◆ **GOAL OF THE EXERCISE**:
In the entries, find all lines that hold the word "Finder" and copy them.

***** SUPPLIED MATERIAL *****

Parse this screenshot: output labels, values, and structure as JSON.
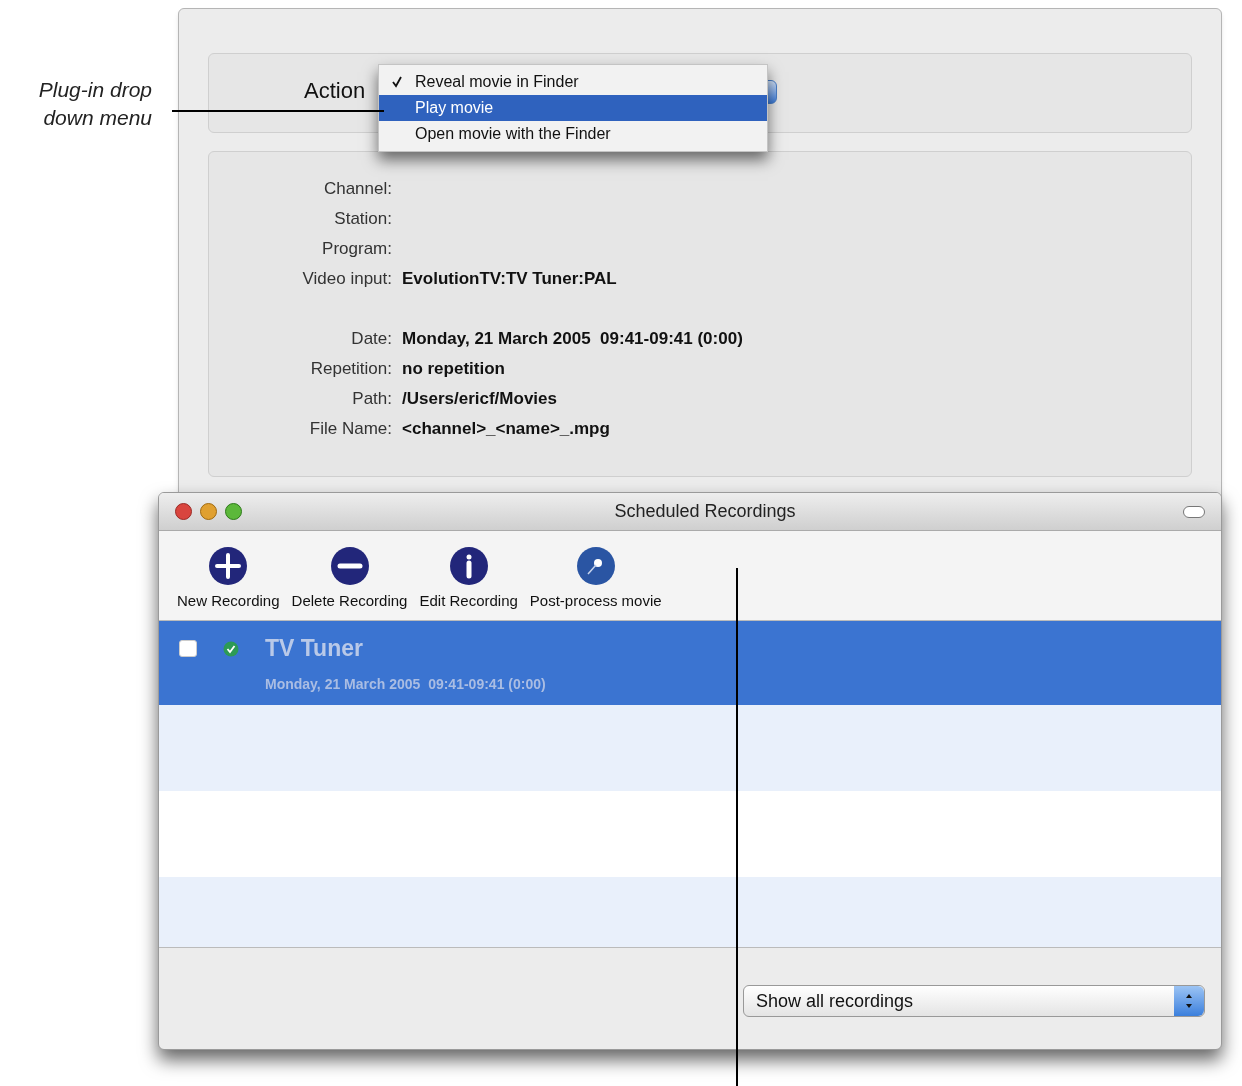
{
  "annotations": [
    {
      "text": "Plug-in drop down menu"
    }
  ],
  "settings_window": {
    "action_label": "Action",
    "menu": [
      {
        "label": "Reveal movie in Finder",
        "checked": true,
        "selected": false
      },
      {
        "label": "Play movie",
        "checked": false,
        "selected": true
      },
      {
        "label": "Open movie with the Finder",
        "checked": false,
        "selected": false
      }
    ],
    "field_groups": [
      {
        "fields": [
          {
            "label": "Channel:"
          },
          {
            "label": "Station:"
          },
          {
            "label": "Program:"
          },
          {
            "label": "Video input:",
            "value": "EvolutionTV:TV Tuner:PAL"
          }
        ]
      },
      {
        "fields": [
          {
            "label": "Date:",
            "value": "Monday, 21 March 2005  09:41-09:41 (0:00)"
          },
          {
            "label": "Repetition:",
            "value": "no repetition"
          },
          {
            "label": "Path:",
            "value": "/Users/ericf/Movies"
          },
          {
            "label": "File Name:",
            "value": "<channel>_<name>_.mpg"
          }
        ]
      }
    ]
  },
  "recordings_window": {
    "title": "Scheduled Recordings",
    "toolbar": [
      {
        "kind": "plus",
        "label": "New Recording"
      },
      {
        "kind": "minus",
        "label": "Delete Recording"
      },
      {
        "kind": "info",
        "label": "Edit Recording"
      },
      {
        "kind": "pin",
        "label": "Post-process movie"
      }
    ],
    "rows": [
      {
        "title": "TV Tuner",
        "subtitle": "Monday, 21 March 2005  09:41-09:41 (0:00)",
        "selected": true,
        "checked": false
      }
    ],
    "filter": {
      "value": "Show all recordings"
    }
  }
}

*****
***** SUPPLIED MATERIAL *****

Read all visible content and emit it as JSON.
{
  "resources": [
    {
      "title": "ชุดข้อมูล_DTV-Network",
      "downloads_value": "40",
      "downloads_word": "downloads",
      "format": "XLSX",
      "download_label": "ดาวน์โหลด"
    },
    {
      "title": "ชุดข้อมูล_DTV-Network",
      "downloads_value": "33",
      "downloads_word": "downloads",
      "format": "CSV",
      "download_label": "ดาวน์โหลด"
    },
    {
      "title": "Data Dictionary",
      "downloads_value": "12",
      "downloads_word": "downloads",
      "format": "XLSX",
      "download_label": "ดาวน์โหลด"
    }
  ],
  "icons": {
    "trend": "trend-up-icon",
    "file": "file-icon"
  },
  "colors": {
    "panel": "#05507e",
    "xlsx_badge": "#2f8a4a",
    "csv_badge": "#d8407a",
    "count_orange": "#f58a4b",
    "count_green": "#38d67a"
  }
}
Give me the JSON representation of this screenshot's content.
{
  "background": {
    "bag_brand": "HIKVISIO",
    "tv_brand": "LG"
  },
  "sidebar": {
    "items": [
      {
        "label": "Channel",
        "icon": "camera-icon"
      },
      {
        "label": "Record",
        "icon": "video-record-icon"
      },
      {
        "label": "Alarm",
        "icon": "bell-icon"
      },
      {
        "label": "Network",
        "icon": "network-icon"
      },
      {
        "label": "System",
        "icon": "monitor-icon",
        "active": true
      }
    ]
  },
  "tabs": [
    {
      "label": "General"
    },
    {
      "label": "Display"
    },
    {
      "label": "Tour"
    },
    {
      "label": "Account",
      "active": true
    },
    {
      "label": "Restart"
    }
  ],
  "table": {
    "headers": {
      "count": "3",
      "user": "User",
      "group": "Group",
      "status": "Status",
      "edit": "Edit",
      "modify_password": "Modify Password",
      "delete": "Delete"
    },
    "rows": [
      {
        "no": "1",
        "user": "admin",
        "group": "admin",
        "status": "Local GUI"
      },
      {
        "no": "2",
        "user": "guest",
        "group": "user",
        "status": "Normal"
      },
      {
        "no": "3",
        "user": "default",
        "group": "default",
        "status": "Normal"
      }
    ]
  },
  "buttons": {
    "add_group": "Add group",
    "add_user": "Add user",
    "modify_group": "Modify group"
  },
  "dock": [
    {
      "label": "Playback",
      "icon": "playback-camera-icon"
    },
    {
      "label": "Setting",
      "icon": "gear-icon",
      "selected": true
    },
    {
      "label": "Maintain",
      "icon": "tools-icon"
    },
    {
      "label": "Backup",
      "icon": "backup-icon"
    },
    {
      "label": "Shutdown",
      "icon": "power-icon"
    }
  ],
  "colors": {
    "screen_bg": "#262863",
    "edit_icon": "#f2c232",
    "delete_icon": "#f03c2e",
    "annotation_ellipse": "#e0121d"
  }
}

*****
***** SUPPLIED MATERIAL *****

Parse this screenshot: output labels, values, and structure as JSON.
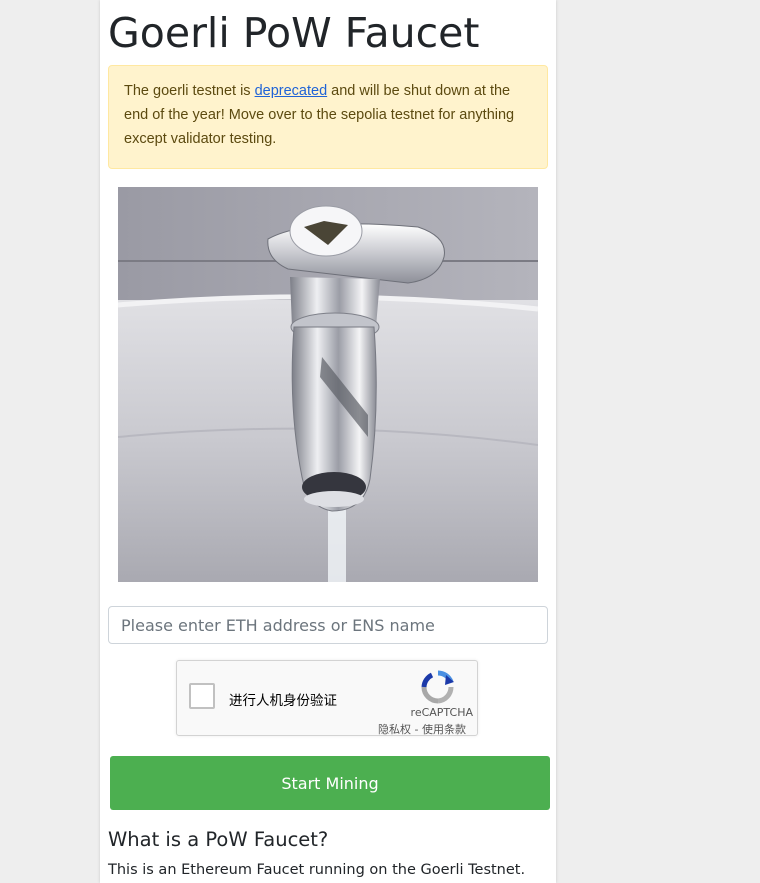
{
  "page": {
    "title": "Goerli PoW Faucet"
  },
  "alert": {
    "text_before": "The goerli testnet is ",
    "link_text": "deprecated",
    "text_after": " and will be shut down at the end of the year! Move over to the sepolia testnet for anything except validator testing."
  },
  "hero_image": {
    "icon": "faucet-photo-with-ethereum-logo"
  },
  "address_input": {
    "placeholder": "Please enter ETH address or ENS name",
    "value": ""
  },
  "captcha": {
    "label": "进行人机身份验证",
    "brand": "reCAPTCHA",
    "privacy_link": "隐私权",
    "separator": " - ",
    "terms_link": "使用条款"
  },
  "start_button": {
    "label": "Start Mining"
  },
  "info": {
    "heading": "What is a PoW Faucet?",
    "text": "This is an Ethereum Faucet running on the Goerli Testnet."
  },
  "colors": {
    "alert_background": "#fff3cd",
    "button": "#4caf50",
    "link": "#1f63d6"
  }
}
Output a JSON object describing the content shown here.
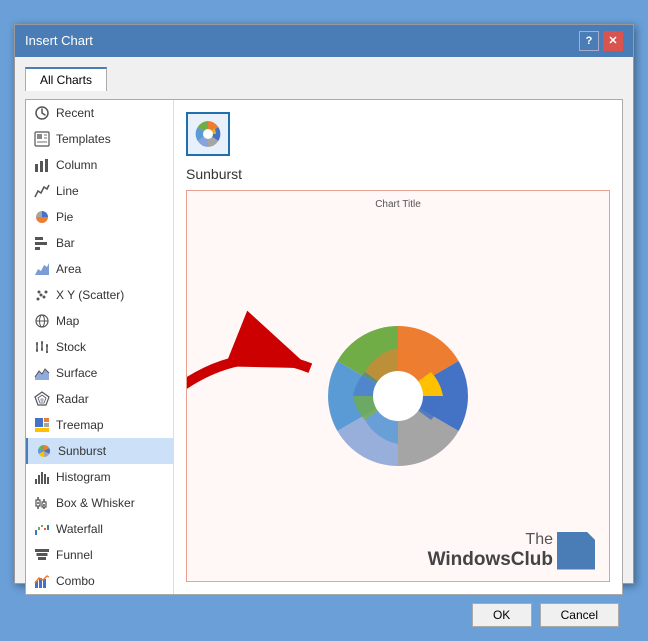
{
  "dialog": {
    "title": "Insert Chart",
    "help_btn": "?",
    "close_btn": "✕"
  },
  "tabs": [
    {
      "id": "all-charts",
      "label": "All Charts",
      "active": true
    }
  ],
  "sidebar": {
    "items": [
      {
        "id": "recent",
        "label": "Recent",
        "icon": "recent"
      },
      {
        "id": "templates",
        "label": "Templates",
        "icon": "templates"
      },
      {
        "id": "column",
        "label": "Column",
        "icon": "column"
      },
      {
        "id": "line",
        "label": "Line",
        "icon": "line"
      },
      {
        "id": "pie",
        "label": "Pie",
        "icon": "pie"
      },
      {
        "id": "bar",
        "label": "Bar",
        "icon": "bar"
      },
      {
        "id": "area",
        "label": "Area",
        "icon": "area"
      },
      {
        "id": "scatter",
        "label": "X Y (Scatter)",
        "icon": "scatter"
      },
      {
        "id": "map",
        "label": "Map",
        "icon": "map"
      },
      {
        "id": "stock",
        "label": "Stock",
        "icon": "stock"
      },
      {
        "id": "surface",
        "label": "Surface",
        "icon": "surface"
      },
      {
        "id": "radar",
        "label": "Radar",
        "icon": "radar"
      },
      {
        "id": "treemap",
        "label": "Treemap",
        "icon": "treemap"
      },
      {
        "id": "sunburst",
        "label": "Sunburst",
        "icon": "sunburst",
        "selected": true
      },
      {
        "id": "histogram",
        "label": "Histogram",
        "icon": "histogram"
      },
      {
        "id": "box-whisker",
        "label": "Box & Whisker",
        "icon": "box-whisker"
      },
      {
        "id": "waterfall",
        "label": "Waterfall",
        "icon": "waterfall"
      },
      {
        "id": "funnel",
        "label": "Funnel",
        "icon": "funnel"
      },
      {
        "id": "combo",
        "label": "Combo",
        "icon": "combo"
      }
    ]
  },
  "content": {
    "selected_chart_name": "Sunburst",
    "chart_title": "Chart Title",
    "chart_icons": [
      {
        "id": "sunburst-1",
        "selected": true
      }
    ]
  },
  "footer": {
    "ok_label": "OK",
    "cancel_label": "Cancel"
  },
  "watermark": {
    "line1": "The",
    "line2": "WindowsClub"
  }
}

*****

◆ **COMPLETE ANSWER**:
        "label": "Reveal movie in Finder",
        "label": "Open movie with the Finder",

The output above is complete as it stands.